+++ GIVEN INFORMATION

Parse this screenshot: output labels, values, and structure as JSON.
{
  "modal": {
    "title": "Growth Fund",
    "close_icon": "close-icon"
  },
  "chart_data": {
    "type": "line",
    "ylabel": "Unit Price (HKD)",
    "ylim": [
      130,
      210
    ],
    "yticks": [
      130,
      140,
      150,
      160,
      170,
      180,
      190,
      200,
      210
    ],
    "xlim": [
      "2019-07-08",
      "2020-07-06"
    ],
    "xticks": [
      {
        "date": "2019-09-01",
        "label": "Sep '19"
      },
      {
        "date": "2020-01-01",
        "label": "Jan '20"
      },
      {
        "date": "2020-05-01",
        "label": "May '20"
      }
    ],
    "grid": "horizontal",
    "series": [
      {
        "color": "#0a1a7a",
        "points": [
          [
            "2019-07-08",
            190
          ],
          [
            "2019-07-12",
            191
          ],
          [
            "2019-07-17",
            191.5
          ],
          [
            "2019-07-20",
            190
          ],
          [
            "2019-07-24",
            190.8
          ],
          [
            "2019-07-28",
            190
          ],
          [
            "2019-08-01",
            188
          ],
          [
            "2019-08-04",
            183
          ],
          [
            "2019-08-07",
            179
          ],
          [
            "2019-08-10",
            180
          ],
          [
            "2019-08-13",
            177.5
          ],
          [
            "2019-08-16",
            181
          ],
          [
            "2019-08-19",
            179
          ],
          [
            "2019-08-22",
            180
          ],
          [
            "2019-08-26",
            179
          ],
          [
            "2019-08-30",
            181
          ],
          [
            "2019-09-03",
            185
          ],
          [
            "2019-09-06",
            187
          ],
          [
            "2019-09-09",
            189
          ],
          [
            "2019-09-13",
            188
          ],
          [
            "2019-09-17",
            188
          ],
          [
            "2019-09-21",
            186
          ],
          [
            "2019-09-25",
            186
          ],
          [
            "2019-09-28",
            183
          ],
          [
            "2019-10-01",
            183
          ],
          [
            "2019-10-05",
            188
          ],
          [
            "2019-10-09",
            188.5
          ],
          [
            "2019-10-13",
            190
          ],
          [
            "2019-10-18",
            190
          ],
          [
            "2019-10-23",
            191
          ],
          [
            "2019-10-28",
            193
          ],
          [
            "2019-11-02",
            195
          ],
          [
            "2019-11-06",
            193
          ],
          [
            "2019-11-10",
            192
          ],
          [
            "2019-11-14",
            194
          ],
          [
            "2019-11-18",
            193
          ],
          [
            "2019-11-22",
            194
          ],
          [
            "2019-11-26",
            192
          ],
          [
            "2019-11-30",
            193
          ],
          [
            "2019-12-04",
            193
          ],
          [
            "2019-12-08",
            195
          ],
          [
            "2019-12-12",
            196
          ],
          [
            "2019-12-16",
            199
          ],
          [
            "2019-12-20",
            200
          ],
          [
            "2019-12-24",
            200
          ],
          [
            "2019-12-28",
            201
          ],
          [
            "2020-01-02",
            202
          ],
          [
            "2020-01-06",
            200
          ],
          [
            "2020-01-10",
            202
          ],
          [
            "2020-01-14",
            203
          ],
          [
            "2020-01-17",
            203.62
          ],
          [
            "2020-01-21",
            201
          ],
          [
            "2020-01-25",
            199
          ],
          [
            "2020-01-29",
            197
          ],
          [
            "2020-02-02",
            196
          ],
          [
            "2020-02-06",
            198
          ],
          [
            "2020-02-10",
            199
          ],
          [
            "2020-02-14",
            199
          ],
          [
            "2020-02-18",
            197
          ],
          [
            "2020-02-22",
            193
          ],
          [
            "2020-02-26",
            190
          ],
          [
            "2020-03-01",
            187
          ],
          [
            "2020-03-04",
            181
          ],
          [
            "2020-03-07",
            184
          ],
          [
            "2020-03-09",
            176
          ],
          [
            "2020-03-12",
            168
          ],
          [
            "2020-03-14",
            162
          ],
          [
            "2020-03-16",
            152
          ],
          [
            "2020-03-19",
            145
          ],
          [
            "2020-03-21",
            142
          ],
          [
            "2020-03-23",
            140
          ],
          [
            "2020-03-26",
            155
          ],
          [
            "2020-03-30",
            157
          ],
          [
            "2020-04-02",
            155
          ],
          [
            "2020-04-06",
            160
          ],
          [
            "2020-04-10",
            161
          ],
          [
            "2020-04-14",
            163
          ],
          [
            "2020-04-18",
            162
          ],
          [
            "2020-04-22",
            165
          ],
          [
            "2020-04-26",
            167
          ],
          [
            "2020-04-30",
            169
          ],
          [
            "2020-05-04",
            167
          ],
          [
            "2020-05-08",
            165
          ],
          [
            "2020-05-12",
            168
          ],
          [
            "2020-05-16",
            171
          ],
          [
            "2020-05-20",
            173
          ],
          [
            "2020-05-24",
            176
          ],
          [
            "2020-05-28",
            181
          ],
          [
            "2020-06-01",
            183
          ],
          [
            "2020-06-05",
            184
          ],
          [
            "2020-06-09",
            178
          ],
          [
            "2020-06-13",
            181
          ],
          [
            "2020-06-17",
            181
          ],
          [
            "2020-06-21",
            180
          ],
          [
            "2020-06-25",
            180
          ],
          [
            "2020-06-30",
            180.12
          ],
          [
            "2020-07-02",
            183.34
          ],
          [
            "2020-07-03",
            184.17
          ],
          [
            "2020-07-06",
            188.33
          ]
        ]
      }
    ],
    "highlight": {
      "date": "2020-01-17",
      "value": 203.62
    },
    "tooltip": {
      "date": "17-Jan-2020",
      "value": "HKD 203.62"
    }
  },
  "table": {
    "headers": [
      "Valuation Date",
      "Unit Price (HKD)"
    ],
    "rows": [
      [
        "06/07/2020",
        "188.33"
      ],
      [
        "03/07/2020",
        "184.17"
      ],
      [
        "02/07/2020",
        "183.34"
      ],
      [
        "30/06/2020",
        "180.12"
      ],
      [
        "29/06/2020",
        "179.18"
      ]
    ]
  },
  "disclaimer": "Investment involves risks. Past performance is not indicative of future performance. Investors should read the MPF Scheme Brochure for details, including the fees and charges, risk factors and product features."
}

++++++

» **TASK REQUIREMENTS**
Output all of the data again, exactly.

» **EXERCISE OUTPUT**
Parse this screenshot: output labels, values, and structure as JSON.
{
  "modal": {
    "title": "Growth Fund",
    "close_icon": "close-icon"
  },
  "chart_data": {
    "type": "line",
    "ylabel": "Unit Price (HKD)",
    "ylim": [
      130,
      210
    ],
    "yticks": [
      130,
      140,
      150,
      160,
      170,
      180,
      190,
      200,
      210
    ],
    "xlim": [
      "2019-07-08",
      "2020-07-06"
    ],
    "xticks": [
      {
        "date": "2019-09-01",
        "label": "Sep '19"
      },
      {
        "date": "2020-01-01",
        "label": "Jan '20"
      },
      {
        "date": "2020-05-01",
        "label": "May '20"
      }
    ],
    "grid": "horizontal",
    "series": [
      {
        "color": "#0a1a7a",
        "points": [
          [
            "2019-07-08",
            190
          ],
          [
            "2019-07-12",
            191
          ],
          [
            "2019-07-17",
            191.5
          ],
          [
            "2019-07-20",
            190
          ],
          [
            "2019-07-24",
            190.8
          ],
          [
            "2019-07-28",
            190
          ],
          [
            "2019-08-01",
            188
          ],
          [
            "2019-08-04",
            183
          ],
          [
            "2019-08-07",
            179
          ],
          [
            "2019-08-10",
            180
          ],
          [
            "2019-08-13",
            177.5
          ],
          [
            "2019-08-16",
            181
          ],
          [
            "2019-08-19",
            179
          ],
          [
            "2019-08-22",
            180
          ],
          [
            "2019-08-26",
            179
          ],
          [
            "2019-08-30",
            181
          ],
          [
            "2019-09-03",
            185
          ],
          [
            "2019-09-06",
            187
          ],
          [
            "2019-09-09",
            189
          ],
          [
            "2019-09-13",
            188
          ],
          [
            "2019-09-17",
            188
          ],
          [
            "2019-09-21",
            186
          ],
          [
            "2019-09-25",
            186
          ],
          [
            "2019-09-28",
            183
          ],
          [
            "2019-10-01",
            183
          ],
          [
            "2019-10-05",
            188
          ],
          [
            "2019-10-09",
            188.5
          ],
          [
            "2019-10-13",
            190
          ],
          [
            "2019-10-18",
            190
          ],
          [
            "2019-10-23",
            191
          ],
          [
            "2019-10-28",
            193
          ],
          [
            "2019-11-02",
            195
          ],
          [
            "2019-11-06",
            193
          ],
          [
            "2019-11-10",
            192
          ],
          [
            "2019-11-14",
            194
          ],
          [
            "2019-11-18",
            193
          ],
          [
            "2019-11-22",
            194
          ],
          [
            "2019-11-26",
            192
          ],
          [
            "2019-11-30",
            193
          ],
          [
            "2019-12-04",
            193
          ],
          [
            "2019-12-08",
            195
          ],
          [
            "2019-12-12",
            196
          ],
          [
            "2019-12-16",
            199
          ],
          [
            "2019-12-20",
            200
          ],
          [
            "2019-12-24",
            200
          ],
          [
            "2019-12-28",
            201
          ],
          [
            "2020-01-02",
            202
          ],
          [
            "2020-01-06",
            200
          ],
          [
            "2020-01-10",
            202
          ],
          [
            "2020-01-14",
            203
          ],
          [
            "2020-01-17",
            203.62
          ],
          [
            "2020-01-21",
            201
          ],
          [
            "2020-01-25",
            199
          ],
          [
            "2020-01-29",
            197
          ],
          [
            "2020-02-02",
            196
          ],
          [
            "2020-02-06",
            198
          ],
          [
            "2020-02-10",
            199
          ],
          [
            "2020-02-14",
            199
          ],
          [
            "2020-02-18",
            197
          ],
          [
            "2020-02-22",
            193
          ],
          [
            "2020-02-26",
            190
          ],
          [
            "2020-03-01",
            187
          ],
          [
            "2020-03-04",
            181
          ],
          [
            "2020-03-07",
            184
          ],
          [
            "2020-03-09",
            176
          ],
          [
            "2020-03-12",
            168
          ],
          [
            "2020-03-14",
            162
          ],
          [
            "2020-03-16",
            152
          ],
          [
            "2020-03-19",
            145
          ],
          [
            "2020-03-21",
            142
          ],
          [
            "2020-03-23",
            140
          ],
          [
            "2020-03-26",
            155
          ],
          [
            "2020-03-30",
            157
          ],
          [
            "2020-04-02",
            155
          ],
          [
            "2020-04-06",
            160
          ],
          [
            "2020-04-10",
            161
          ],
          [
            "2020-04-14",
            163
          ],
          [
            "2020-04-18",
            162
          ],
          [
            "2020-04-22",
            165
          ],
          [
            "2020-04-26",
            167
          ],
          [
            "2020-04-30",
            169
          ],
          [
            "2020-05-04",
            167
          ],
          [
            "2020-05-08",
            165
          ],
          [
            "2020-05-12",
            168
          ],
          [
            "2020-05-16",
            171
          ],
          [
            "2020-05-20",
            173
          ],
          [
            "2020-05-24",
            176
          ],
          [
            "2020-05-28",
            181
          ],
          [
            "2020-06-01",
            183
          ],
          [
            "2020-06-05",
            184
          ],
          [
            "2020-06-09",
            178
          ],
          [
            "2020-06-13",
            181
          ],
          [
            "2020-06-17",
            181
          ],
          [
            "2020-06-21",
            180
          ],
          [
            "2020-06-25",
            180
          ],
          [
            "2020-06-30",
            180.12
          ],
          [
            "2020-07-02",
            183.34
          ],
          [
            "2020-07-03",
            184.17
          ],
          [
            "2020-07-06",
            188.33
          ]
        ]
      }
    ],
    "highlight": {
      "date": "2020-01-17",
      "value": 203.62
    },
    "tooltip": {
      "date": "17-Jan-2020",
      "value": "HKD 203.62"
    }
  },
  "table": {
    "headers": [
      "Valuation Date",
      "Unit Price (HKD)"
    ],
    "rows": [
      [
        "06/07/2020",
        "188.33"
      ],
      [
        "03/07/2020",
        "184.17"
      ],
      [
        "02/07/2020",
        "183.34"
      ],
      [
        "30/06/2020",
        "180.12"
      ],
      [
        "29/06/2020",
        "179.18"
      ]
    ]
  },
  "disclaimer": "Investment involves risks. Past performance is not indicative of future performance. Investors should read the MPF Scheme Brochure for details, including the fees and charges, risk factors and product features."
}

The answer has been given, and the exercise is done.